Search the listing for the string "title" and copy every line that contains it.
# START OF INPUT FOR THIS TASK
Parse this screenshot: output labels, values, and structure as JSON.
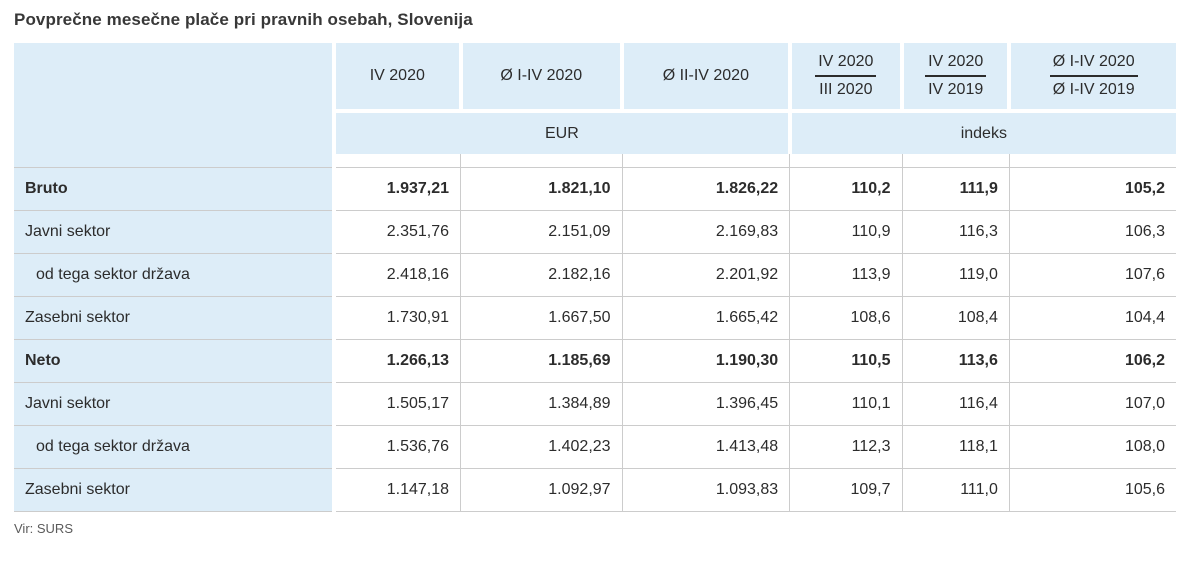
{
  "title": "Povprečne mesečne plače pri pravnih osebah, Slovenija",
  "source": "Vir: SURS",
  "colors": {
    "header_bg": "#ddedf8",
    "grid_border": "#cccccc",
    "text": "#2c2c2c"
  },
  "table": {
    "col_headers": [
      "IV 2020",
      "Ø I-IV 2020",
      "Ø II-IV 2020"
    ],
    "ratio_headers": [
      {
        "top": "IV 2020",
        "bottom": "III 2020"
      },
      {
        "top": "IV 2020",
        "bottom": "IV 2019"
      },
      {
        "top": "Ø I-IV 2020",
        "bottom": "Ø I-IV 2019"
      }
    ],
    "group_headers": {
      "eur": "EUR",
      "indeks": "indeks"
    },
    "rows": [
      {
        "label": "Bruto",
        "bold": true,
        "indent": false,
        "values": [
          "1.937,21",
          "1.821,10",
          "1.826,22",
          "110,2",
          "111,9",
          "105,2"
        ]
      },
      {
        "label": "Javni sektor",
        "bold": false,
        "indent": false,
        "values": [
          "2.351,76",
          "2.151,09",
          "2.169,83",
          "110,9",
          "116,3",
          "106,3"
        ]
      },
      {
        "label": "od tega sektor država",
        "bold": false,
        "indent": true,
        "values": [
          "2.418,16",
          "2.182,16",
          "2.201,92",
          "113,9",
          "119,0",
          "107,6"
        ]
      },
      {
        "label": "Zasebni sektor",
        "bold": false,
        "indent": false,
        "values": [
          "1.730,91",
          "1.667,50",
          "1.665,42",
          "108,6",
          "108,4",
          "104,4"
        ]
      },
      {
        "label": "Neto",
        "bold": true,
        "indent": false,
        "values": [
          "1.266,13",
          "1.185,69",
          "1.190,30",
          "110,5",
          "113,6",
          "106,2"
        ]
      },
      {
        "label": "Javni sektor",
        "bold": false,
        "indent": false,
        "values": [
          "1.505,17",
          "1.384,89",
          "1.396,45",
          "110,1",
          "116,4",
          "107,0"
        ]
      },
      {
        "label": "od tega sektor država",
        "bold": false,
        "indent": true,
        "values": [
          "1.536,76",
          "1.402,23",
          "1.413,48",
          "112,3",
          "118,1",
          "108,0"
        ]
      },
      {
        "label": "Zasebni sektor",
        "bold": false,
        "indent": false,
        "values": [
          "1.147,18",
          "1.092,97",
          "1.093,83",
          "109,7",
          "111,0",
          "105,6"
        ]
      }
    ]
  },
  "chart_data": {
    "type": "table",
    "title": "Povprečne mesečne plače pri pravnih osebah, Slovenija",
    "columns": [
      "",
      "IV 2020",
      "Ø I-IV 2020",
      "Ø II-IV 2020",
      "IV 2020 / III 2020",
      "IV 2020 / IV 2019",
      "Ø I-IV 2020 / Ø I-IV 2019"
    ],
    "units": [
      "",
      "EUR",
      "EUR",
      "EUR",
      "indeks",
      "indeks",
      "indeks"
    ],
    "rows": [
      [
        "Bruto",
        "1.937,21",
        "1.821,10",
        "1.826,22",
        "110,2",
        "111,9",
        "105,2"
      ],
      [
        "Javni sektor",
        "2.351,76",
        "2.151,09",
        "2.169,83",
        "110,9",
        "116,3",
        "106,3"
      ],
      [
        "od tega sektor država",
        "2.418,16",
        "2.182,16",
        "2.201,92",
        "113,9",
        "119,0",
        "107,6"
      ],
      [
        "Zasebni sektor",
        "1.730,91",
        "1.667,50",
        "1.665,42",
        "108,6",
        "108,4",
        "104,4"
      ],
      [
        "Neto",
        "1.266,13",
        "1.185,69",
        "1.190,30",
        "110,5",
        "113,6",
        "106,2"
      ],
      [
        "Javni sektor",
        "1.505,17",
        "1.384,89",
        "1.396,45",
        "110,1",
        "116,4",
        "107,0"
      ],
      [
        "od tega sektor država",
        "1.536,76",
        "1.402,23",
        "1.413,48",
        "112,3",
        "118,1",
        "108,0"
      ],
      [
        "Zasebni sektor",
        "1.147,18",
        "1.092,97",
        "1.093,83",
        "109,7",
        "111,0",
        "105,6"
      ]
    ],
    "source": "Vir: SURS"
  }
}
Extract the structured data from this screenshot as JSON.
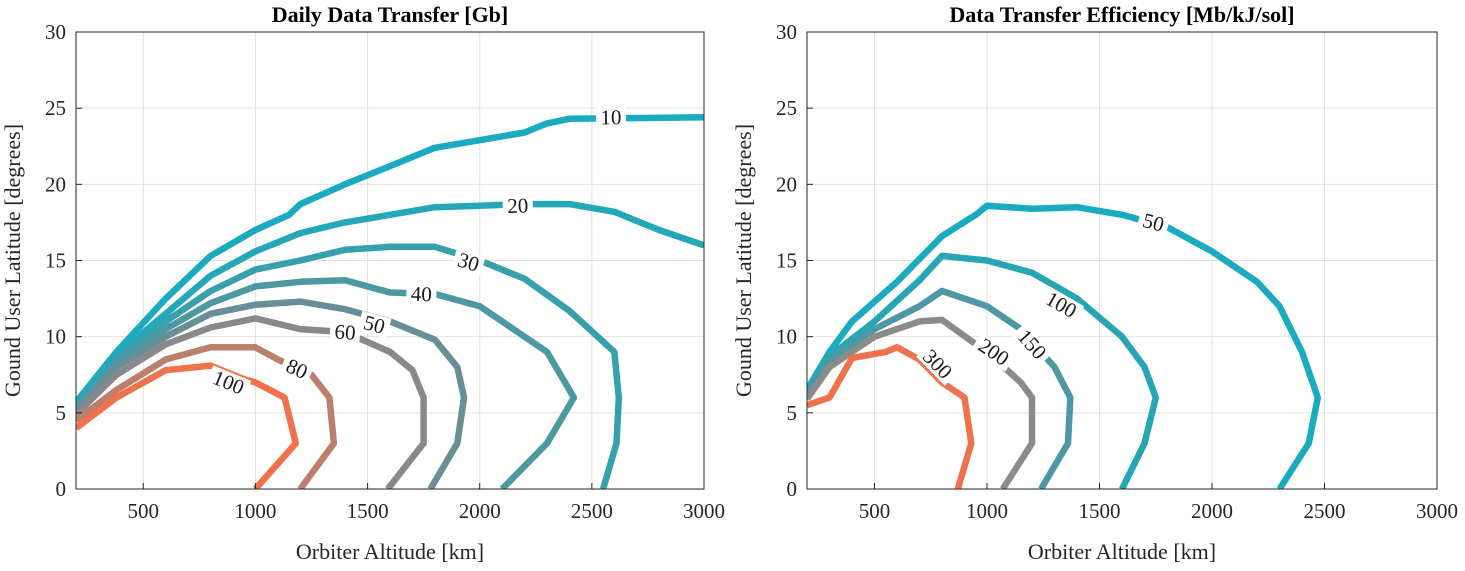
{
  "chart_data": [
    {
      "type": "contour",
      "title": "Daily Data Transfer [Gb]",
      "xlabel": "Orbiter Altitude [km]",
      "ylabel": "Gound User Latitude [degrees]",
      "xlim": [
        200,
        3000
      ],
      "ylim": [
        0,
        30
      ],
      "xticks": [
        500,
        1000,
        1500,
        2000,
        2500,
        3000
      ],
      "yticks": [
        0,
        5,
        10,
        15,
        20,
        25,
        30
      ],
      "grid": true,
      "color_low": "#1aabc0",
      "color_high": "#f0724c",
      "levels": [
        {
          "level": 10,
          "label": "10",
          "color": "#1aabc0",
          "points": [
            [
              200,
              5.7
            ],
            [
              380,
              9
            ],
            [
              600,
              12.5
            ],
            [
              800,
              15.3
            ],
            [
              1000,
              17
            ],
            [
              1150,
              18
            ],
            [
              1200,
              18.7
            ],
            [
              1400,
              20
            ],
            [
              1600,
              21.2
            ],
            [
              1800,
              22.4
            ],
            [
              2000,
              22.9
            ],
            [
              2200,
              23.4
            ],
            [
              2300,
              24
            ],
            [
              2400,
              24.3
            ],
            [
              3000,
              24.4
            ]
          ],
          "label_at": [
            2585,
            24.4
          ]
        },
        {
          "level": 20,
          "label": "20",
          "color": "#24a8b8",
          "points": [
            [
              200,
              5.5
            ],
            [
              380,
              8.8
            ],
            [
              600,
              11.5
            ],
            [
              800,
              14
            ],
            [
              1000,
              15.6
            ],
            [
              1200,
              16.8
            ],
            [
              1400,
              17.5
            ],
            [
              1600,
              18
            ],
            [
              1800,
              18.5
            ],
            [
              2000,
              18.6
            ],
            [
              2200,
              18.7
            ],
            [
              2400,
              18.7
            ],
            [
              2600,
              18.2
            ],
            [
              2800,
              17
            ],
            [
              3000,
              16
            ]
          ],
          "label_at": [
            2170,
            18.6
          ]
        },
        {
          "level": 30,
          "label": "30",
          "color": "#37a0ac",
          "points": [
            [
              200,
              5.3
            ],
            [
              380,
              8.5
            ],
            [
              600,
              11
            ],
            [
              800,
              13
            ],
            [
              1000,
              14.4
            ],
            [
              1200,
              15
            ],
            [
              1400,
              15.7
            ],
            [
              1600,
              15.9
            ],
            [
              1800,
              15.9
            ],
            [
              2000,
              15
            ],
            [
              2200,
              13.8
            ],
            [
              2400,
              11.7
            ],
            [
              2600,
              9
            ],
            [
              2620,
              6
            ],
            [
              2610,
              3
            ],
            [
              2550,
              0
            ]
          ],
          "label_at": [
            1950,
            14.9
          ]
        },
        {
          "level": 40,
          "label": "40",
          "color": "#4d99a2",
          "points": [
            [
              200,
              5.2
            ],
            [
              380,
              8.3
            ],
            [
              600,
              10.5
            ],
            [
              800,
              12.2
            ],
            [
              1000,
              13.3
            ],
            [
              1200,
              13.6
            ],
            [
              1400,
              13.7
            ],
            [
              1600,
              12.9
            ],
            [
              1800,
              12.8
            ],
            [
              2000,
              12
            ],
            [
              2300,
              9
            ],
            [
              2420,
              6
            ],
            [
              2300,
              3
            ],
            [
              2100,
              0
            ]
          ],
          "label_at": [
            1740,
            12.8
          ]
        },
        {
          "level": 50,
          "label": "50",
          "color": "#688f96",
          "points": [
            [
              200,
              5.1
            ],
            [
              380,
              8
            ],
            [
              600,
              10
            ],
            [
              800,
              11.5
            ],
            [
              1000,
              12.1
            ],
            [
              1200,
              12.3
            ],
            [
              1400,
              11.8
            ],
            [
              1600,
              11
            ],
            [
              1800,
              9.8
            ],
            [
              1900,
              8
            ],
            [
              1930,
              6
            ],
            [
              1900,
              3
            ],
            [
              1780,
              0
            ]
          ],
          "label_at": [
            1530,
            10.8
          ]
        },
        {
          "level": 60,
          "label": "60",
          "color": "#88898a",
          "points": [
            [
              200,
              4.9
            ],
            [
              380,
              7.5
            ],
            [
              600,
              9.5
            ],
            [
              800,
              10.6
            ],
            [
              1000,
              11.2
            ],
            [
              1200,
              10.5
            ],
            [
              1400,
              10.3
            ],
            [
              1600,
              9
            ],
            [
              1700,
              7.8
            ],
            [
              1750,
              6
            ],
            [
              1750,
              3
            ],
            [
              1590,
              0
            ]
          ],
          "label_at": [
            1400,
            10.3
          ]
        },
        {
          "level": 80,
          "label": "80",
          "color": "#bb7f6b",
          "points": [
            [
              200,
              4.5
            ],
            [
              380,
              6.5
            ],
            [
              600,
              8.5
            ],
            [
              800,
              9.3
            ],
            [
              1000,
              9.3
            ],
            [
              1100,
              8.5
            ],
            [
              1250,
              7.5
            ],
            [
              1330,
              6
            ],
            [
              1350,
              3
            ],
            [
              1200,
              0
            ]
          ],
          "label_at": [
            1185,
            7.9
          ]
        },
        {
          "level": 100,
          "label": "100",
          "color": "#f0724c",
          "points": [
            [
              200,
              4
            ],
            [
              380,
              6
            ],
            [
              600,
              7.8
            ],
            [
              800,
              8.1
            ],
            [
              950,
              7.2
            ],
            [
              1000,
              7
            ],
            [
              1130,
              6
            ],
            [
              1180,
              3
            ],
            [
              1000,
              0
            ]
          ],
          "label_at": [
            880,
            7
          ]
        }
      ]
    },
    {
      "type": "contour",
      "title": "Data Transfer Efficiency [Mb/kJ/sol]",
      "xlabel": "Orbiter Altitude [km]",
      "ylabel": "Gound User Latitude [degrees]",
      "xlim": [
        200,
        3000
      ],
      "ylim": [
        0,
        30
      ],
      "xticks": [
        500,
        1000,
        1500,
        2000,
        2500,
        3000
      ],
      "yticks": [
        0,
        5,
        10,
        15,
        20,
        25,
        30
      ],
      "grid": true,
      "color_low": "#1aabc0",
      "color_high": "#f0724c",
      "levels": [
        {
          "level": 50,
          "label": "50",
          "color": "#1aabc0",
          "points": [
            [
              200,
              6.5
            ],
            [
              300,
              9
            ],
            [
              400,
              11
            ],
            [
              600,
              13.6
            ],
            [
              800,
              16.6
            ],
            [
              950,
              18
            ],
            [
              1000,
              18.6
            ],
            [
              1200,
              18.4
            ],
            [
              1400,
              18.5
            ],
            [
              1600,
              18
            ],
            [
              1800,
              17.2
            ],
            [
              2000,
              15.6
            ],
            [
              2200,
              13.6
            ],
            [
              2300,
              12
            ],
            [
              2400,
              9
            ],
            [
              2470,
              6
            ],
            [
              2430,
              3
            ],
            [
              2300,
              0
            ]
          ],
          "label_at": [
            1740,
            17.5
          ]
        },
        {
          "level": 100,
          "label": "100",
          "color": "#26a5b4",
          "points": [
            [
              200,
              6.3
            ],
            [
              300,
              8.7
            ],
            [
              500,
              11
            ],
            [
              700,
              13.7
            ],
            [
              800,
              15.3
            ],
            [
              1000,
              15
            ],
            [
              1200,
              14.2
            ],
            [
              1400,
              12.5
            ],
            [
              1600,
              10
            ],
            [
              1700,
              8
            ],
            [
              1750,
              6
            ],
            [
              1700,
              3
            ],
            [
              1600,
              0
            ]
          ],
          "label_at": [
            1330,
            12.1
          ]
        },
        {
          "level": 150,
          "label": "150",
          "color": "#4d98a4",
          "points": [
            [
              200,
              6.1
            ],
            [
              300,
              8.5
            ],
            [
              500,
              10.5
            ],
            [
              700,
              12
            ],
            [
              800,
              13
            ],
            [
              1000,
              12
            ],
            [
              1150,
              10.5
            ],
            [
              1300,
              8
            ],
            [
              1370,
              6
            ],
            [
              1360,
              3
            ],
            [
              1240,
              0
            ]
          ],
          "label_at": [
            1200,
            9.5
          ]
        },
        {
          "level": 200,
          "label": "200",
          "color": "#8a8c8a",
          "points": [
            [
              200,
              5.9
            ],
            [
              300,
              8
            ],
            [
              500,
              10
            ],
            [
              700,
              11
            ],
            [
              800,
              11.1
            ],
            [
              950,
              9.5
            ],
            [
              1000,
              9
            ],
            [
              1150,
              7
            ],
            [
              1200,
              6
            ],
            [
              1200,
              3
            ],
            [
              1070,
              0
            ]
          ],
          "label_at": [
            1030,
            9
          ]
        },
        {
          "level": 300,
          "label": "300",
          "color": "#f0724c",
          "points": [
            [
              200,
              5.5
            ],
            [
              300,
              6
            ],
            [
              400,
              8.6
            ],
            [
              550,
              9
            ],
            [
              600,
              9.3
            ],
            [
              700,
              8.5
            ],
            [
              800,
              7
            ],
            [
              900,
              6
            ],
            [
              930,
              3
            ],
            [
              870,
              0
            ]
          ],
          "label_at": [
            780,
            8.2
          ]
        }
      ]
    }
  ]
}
# END OF INPUT FOR THIS TASK
### RESULT OF THIS TASK
  "title": "Povprečne mesečne plače pri pravnih osebah, Slovenija",
    "title": "Povprečne mesečne plače pri pravnih osebah, Slovenija",
      "title": "Daily Data Transfer [Gb]",
      "title": "Data Transfer Efficiency [Mb/kJ/sol]",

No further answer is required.